### SHORT PROBLEM
Where a line in the listing below contains the word "content", copy that line.

------ DATA LINES

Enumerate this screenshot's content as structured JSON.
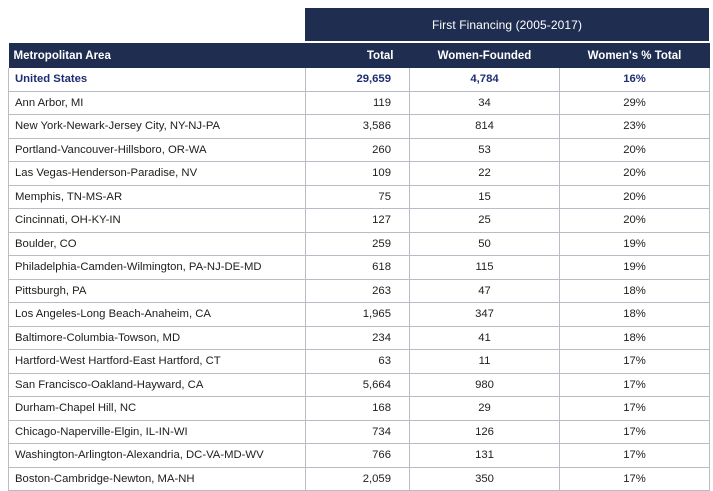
{
  "group_header": "First Financing (2005-2017)",
  "columns": {
    "metro": "Metropolitan Area",
    "total": "Total",
    "women": "Women-Founded",
    "pct": "Women's % Total"
  },
  "rows": [
    {
      "metro": "United States",
      "total": "29,659",
      "women": "4,784",
      "pct": "16%"
    },
    {
      "metro": "Ann Arbor, MI",
      "total": "119",
      "women": "34",
      "pct": "29%"
    },
    {
      "metro": "New York-Newark-Jersey City, NY-NJ-PA",
      "total": "3,586",
      "women": "814",
      "pct": "23%"
    },
    {
      "metro": "Portland-Vancouver-Hillsboro, OR-WA",
      "total": "260",
      "women": "53",
      "pct": "20%"
    },
    {
      "metro": "Las Vegas-Henderson-Paradise, NV",
      "total": "109",
      "women": "22",
      "pct": "20%"
    },
    {
      "metro": "Memphis, TN-MS-AR",
      "total": "75",
      "women": "15",
      "pct": "20%"
    },
    {
      "metro": "Cincinnati, OH-KY-IN",
      "total": "127",
      "women": "25",
      "pct": "20%"
    },
    {
      "metro": "Boulder, CO",
      "total": "259",
      "women": "50",
      "pct": "19%"
    },
    {
      "metro": "Philadelphia-Camden-Wilmington, PA-NJ-DE-MD",
      "total": "618",
      "women": "115",
      "pct": "19%"
    },
    {
      "metro": "Pittsburgh, PA",
      "total": "263",
      "women": "47",
      "pct": "18%"
    },
    {
      "metro": "Los Angeles-Long Beach-Anaheim, CA",
      "total": "1,965",
      "women": "347",
      "pct": "18%"
    },
    {
      "metro": "Baltimore-Columbia-Towson, MD",
      "total": "234",
      "women": "41",
      "pct": "18%"
    },
    {
      "metro": "Hartford-West Hartford-East Hartford, CT",
      "total": "63",
      "women": "11",
      "pct": "17%"
    },
    {
      "metro": "San Francisco-Oakland-Hayward, CA",
      "total": "5,664",
      "women": "980",
      "pct": "17%"
    },
    {
      "metro": "Durham-Chapel Hill, NC",
      "total": "168",
      "women": "29",
      "pct": "17%"
    },
    {
      "metro": "Chicago-Naperville-Elgin, IL-IN-WI",
      "total": "734",
      "women": "126",
      "pct": "17%"
    },
    {
      "metro": "Washington-Arlington-Alexandria, DC-VA-MD-WV",
      "total": "766",
      "women": "131",
      "pct": "17%"
    },
    {
      "metro": "Boston-Cambridge-Newton, MA-NH",
      "total": "2,059",
      "women": "350",
      "pct": "17%"
    }
  ],
  "colors": {
    "header_bg": "#1f2e50",
    "header_text": "#ffffff",
    "highlight_text": "#1f2e74",
    "border": "#b9bcc4"
  }
}
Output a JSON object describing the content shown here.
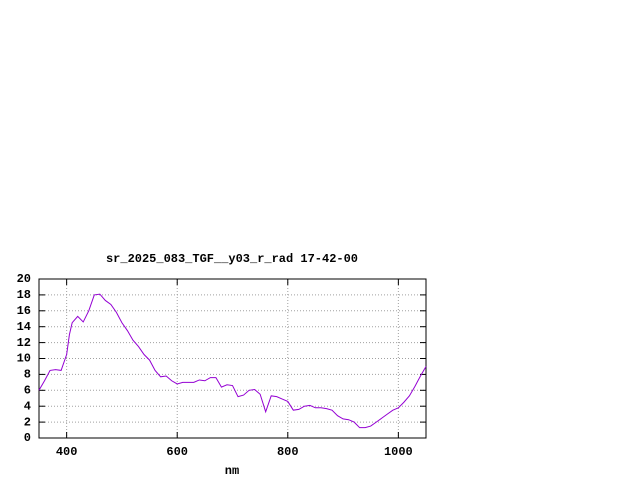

------------

### OUTPUT OF THE TASK
Enumerate this screenshot's content as structured JSON.
Output a JSON object describing the content shown here.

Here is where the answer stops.